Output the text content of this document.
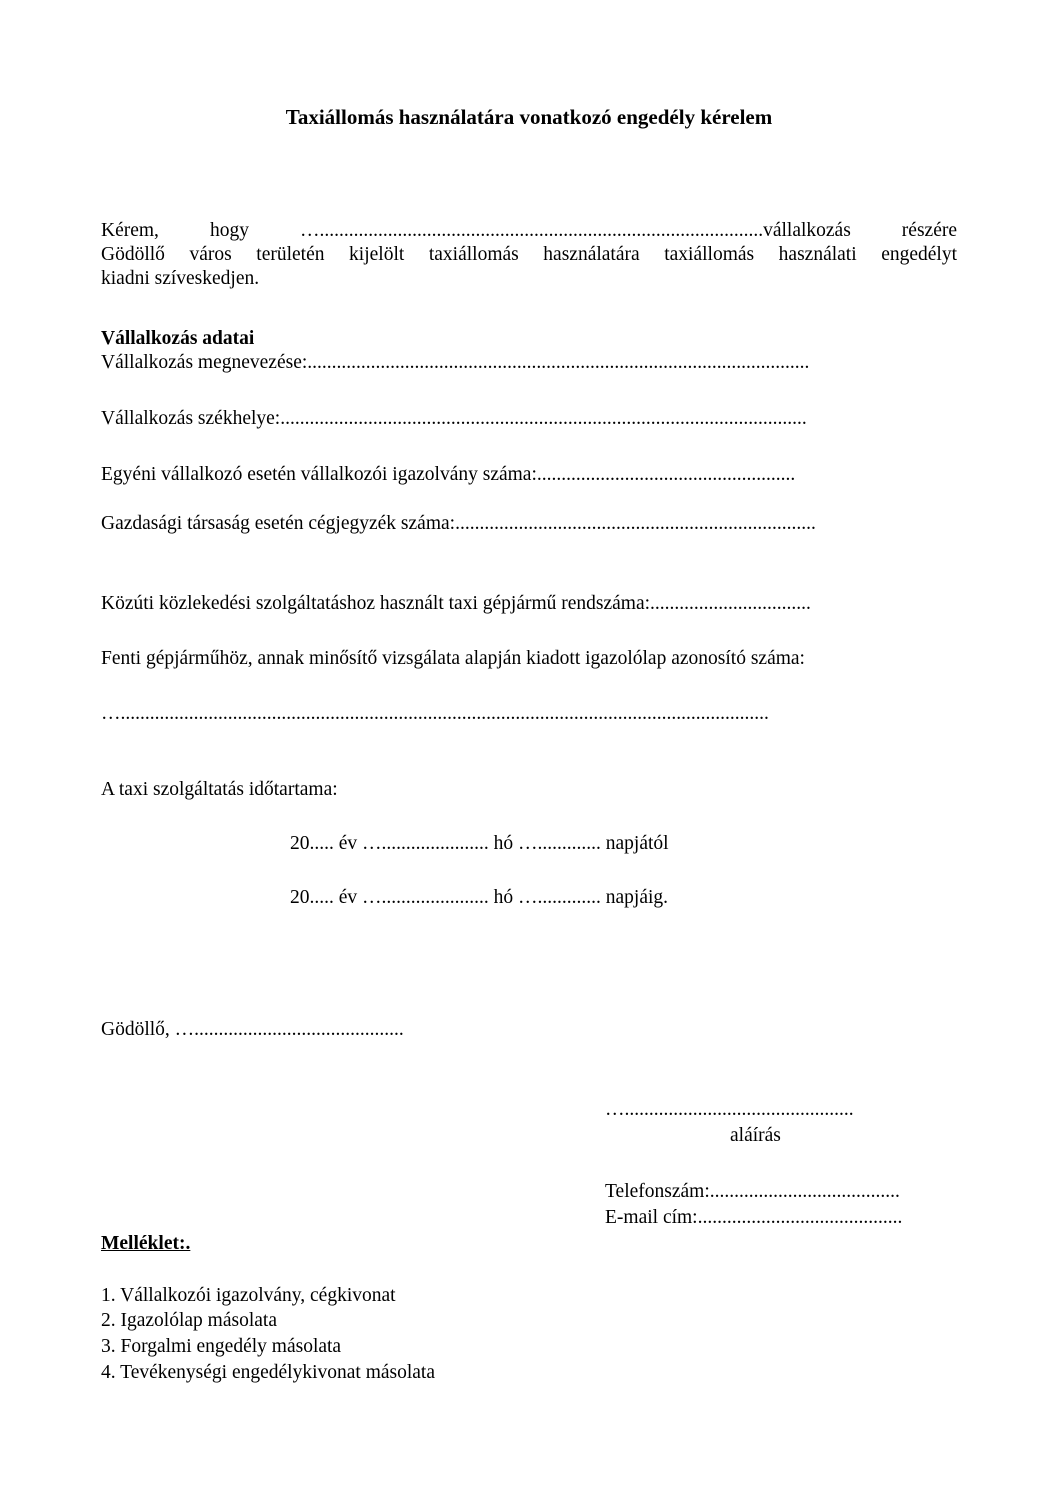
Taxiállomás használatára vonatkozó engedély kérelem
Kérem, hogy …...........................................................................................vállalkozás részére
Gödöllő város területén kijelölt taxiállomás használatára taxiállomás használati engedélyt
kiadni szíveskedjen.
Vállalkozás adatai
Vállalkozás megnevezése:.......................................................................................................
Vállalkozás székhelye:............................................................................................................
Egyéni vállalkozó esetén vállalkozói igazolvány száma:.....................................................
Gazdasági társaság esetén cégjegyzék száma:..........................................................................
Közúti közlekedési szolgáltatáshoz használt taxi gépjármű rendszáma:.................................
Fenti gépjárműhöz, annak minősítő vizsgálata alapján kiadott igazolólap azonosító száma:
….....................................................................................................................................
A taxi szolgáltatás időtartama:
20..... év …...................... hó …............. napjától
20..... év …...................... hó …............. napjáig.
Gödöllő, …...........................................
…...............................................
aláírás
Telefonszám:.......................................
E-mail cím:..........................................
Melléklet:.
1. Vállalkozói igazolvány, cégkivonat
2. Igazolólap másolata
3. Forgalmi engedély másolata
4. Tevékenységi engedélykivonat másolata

--

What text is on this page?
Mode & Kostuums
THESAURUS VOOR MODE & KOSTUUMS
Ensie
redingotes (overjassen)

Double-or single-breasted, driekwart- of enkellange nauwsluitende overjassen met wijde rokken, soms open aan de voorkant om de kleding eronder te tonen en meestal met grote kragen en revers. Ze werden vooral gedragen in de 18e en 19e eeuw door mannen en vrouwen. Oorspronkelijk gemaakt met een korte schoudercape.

...

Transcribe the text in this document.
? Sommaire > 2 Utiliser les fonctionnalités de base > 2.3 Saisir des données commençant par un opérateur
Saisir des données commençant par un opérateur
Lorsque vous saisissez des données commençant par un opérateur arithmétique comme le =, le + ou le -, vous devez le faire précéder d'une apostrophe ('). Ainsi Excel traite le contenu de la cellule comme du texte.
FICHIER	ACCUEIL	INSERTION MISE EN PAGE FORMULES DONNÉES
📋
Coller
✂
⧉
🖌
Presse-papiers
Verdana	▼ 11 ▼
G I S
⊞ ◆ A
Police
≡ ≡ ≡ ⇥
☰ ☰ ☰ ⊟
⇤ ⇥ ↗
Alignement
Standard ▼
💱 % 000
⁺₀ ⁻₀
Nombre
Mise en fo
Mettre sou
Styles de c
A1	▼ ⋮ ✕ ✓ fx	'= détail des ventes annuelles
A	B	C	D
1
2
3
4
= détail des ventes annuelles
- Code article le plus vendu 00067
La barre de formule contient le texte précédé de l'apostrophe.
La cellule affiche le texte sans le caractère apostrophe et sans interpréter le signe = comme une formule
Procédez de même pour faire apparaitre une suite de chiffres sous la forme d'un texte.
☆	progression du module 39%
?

Task prompt
Read the entries above, then pull out the lines that include "this".

Answer to the task
Output the text content of this document.
What text is on this page?
Transcribe the text in this document.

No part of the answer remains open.